(Page excerpt begins)
The antithesis to the Overman is the Modern man.  Ironically, while Jung’s Modern Man seems to correspond in some measure to Nietzsche’s Overman, modern man in the mouth of Nietzsche has an overly negative meaning:  a despicable intellectual, wallowing in the ease of modern life, immediately acceptable values, facile assumptions, one who is unable to “wage war”, one who is not possessed of exceptional spiritual health.  Nietzsche’s Modern Man goes with flow, as a comfortable member of the Herd of Man. (On the other hand, Jung described his conception of the modern man as follows:”he is the man who stands upon a peak, or at the very edge of the world, the abyss of the future before him, above him the heavens, and below him the whole of mankind with a history that disappears in the primeval mists.”)

Is it understood what Nietzsche meant by preacher’s of death?  We have a supremely modern and telling example: suicide bombings.  How else could we understand that utter contempt for the body?   Suicide bombings are promoted by preachers of death, despisers of the body in Nietzsche’s parlance.  There is no greater body-contempt than voluntarily losing one’s head and shattering one’s own limbs and the limbs of many others, all in hope of bliss in the hereafter.  The suicides’ spirit is weary and ready to throw the body in the inferno of the Nothing.  They are also afterworldsmen:  people who bury heads in heavenly sands, people whose whole motivation consists of a vision beyond and outside this world, of heavenly delights and rewards, or brute punishment meted out as justice.  According to Nietzsche, the giddy poison of the Beyond, Afterworlds, fear of punishment and seeking after rewards, all these motives should be banished and cast off, relegated to the trash bin of values.  Thus new values are set in their place.  And this, precisely, is the transvaluation of all values.  For Nietzsche, values should flow from the basic, true, instincts of man:  a joy in conquering, in dominating, perhaps even cruelty, a healthy yearning towards life.  The sex drive, and the acquiring of property, and women and children, should be the Trieb (instinct, drive) driving marriage, not mere love.  Ultimately, tragedy is what redeems life.  Tragedy is itself the illusion of the illusion, the “colored vapors” that redeems us from the pain of this life, which, ultimately, can only be justified as an aesthetic phenomenon.  Tragedy is the overcoming of life, a delight in the horrors of life through an affirmation of life, an inexorable desire of life, a robust health and hunger for life, an indomitable Yes to life.  The Dionysian principle, according to Nietzsche, the irrational, crazy bits of life, battle with and ultimately integrate with the Apolline principle, which is all order, normalcy, and clean dreaming.

Despite his fascination, Jung distanced himself from Nietzsche, fearing the latter’s terrible fate, insanity and a years of languishing in a sanatorium, eventually to be cared for by the anti-Semitic sister he despised, who moreover tried to twist his ideas and adulterate his philosophy (she even forged letters to be addressed to her by Nietzsche.)  But would Nietzsche have minded his insanity, seeing as he wrote of affirmation of life through amor fati¸ love of one’s fate?  “Eternal return” was an important part of Nietzsche’s concepts, his idea that history ultimately repeats itself.  The greatest affirmation, according to him, is to accept one’s life as it is, to the point of having absolutely no regrets, of wishing an exact rerun of one’s drama.  For the past is redeemed by converting “I wish it had been thus” to “I wanted it thus.”  Truly, nobody would be capable of such an unimaginably mammoth psychological undertaking but the Übermensch himself. 

At the end of Ecce Homo, we read this sentence:  Have I been understood?  Dionysos against the Crucified.  At least in part, yes, you have been understood.
(Page excerpt ends)
(Supplied material begins)
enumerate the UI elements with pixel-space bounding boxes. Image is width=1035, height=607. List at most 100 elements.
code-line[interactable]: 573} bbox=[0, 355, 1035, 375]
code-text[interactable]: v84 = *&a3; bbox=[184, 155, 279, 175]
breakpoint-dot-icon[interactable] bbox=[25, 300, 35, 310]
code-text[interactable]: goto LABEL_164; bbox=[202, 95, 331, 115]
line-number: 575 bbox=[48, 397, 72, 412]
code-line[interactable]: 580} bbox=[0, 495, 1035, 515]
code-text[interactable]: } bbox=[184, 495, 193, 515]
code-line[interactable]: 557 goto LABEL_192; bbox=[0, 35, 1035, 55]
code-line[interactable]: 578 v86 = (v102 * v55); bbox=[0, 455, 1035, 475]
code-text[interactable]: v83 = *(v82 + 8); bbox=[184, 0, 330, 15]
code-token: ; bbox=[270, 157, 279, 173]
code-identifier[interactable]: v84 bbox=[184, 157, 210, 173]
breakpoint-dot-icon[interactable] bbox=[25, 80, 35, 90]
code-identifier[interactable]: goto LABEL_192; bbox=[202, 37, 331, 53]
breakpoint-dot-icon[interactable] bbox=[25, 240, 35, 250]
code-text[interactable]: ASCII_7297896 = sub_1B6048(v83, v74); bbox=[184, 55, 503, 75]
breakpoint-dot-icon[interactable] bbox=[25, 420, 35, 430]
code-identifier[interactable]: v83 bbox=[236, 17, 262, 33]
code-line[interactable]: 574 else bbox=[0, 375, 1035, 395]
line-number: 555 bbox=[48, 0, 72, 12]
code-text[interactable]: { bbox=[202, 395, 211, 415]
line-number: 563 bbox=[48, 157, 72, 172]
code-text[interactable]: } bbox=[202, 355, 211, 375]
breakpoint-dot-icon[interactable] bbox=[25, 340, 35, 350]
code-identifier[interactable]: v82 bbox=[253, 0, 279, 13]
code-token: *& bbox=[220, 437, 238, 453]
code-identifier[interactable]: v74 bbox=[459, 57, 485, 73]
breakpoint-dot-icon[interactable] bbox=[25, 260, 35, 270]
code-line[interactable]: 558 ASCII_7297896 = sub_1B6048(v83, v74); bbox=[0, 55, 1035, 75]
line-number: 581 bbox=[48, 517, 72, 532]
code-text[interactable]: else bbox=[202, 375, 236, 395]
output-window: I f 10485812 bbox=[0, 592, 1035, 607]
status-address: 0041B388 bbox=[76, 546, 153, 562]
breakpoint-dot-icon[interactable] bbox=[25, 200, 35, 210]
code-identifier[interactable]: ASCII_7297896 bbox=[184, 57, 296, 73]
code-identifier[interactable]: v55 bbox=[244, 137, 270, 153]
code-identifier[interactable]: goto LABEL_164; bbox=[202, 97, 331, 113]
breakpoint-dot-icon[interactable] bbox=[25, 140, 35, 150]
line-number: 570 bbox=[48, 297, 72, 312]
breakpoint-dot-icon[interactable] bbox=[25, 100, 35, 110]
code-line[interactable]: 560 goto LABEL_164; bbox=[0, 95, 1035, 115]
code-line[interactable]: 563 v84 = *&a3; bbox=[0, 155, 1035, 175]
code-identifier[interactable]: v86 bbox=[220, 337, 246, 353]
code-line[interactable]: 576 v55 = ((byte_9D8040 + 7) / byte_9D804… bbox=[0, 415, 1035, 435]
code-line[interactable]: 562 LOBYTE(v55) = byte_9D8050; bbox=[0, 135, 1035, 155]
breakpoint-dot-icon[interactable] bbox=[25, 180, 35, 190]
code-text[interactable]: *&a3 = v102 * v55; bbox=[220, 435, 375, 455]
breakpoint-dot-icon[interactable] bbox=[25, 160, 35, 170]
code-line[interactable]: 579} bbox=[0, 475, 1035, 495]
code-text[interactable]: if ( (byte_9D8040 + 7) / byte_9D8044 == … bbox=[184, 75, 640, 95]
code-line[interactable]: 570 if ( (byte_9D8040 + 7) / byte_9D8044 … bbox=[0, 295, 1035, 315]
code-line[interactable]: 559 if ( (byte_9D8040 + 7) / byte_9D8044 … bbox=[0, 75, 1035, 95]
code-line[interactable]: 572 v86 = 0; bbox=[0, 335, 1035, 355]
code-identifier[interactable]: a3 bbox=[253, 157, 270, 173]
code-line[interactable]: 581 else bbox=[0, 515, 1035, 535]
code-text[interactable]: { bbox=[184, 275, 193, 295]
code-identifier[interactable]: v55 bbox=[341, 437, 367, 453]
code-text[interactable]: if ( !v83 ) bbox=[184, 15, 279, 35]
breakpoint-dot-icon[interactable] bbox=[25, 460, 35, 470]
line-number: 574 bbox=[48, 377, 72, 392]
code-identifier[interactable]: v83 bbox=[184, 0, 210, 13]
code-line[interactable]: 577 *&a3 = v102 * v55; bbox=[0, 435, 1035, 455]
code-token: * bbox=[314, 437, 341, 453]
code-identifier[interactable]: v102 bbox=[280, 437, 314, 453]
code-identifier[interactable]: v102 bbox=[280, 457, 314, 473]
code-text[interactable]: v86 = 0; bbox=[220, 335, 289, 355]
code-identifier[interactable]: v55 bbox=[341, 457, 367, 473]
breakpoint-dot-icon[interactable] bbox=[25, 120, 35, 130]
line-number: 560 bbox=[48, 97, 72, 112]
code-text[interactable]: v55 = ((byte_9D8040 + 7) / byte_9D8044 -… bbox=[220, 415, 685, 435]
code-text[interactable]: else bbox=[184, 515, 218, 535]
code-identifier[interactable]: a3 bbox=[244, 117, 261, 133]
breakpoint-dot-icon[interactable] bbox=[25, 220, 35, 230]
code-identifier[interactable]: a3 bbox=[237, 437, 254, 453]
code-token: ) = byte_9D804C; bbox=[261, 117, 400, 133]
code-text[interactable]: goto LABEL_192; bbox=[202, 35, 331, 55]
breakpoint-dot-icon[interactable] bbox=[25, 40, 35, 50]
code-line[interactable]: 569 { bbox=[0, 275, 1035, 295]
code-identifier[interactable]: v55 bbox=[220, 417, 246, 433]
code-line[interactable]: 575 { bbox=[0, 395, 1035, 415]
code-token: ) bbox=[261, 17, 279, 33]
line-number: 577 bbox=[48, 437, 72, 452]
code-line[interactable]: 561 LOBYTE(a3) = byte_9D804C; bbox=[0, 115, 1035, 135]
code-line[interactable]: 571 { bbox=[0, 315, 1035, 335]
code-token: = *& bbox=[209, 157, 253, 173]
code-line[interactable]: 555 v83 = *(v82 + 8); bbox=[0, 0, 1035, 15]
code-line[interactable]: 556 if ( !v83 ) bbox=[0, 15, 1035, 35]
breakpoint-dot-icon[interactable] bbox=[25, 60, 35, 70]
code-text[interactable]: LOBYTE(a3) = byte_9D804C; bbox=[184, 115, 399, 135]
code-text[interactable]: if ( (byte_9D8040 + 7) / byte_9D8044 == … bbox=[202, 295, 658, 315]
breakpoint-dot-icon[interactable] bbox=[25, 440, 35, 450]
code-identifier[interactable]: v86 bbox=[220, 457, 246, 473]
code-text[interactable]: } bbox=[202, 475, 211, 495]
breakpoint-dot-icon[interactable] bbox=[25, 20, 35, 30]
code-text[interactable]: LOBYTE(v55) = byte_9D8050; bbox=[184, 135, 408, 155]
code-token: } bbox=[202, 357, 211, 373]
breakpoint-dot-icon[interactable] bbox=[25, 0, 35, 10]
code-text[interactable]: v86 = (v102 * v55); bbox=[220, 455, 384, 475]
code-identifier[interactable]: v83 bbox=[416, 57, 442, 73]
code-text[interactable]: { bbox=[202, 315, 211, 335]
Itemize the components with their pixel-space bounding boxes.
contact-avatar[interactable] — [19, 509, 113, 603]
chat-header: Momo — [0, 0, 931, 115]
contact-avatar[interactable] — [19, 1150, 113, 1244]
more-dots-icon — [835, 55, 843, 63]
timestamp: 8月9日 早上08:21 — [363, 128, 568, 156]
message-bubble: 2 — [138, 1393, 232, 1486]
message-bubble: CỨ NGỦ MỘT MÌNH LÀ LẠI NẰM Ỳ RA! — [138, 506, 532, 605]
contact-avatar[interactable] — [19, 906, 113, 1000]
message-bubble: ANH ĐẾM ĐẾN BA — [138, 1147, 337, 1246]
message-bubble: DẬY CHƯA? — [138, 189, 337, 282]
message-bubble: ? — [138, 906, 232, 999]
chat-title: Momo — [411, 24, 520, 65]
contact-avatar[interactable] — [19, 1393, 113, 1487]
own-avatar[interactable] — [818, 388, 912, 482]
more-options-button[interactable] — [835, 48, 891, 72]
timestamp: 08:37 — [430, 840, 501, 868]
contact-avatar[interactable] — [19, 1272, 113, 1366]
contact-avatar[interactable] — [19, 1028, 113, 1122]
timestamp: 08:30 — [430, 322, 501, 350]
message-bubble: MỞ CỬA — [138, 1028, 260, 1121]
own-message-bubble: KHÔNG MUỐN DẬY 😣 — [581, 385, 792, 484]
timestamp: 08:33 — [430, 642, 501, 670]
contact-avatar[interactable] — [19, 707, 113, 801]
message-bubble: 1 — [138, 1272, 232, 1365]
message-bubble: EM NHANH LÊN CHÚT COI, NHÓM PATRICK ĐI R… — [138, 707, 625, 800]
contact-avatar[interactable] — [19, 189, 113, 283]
(Supplied material ends)
Write out the Nietzsche passage from "At the end of" to "have been understood.", renaming "Dionysos" as "Dionysus". The records come from a different source than the Nietzsche passage.

Problem solution:
At the end of Ecce Homo, we read this sentence:  Have I been understood?  Dionysus against the Crucified.  At least in part, yes, you have been understood.